┌────────

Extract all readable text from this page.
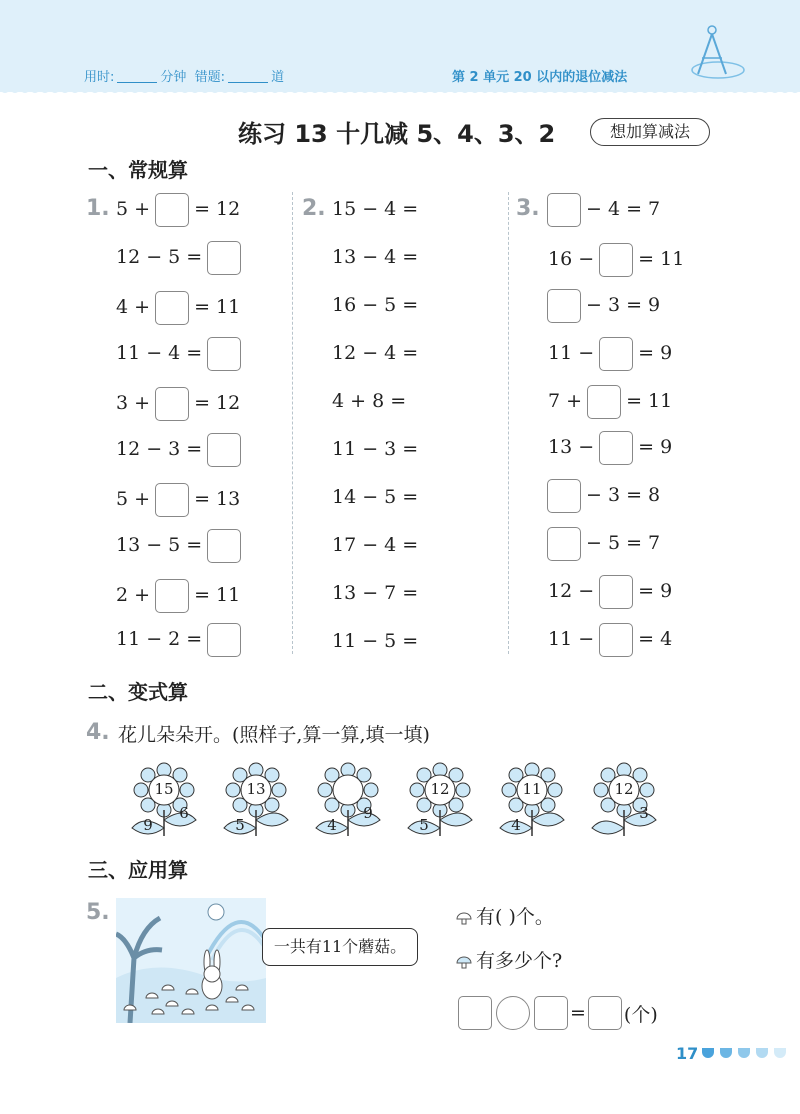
用时:	分钟 错题:	道	第 2 单元 20 以内的退位减法
练习 13 十几减 5、4、3、2	想加算减法
一、常规算
1. 5 + = 12
12 − 5 =
4 + = 11
11 − 4 =
3 + = 12
12 − 3 =
5 + = 13
13 − 5 =
2 + = 11
11 − 2 =
2. 15 − 4 =
13 − 4 =
16 − 5 =
12 − 4 =
4 + 8 =
11 − 3 =
14 − 5 =
17 − 4 =
13 − 7 =
11 − 5 =
3.	− 4 = 7
16 − = 11
− 3 = 9
11 − = 9
7 + = 11
13 − = 9
− 3 = 8
− 5 = 7
12 − = 9
11 − = 4
二、变式算
4. 花儿朵朵开。(照样子,算一算,填一填)
15
9
6
13
5	4
9
12
5
11
4
12
3
三、应用算
5.
一共有11个蘑菇。
有( )个。
有多少个?
= (个)
17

└────────

PROBLEM TO SOLVE> Pictures in the records should not appear in your copy, but everything else must be transcribed exactly.

RESPONSE TO THE EXERCISE>
Extract all readable text from this page.
用时:	分钟 错题:	道	第 2 单元 20 以内的退位减法
练习 13 十几减 5、4、3、2	想加算减法
一、常规算
1. 5 + = 12
12 − 5 =
4 + = 11
11 − 4 =
3 + = 12
12 − 3 =
5 + = 13
13 − 5 =
2 + = 11
11 − 2 =
2. 15 − 4 =
13 − 4 =
16 − 5 =
12 − 4 =
4 + 8 =
11 − 3 =
14 − 5 =
17 − 4 =
13 − 7 =
11 − 5 =
3.	− 4 = 7
16 − = 11
− 3 = 9
11 − = 9
7 + = 11
13 − = 9
− 3 = 8
− 5 = 7
12 − = 9
11 − = 4
二、变式算
4. 花儿朵朵开。(照样子,算一算,填一填)
15
9
6
13
5	4
9
12
5
11
4
12
3
三、应用算
5.
一共有11个蘑菇。
有( )个。
有多少个?
= (个)
17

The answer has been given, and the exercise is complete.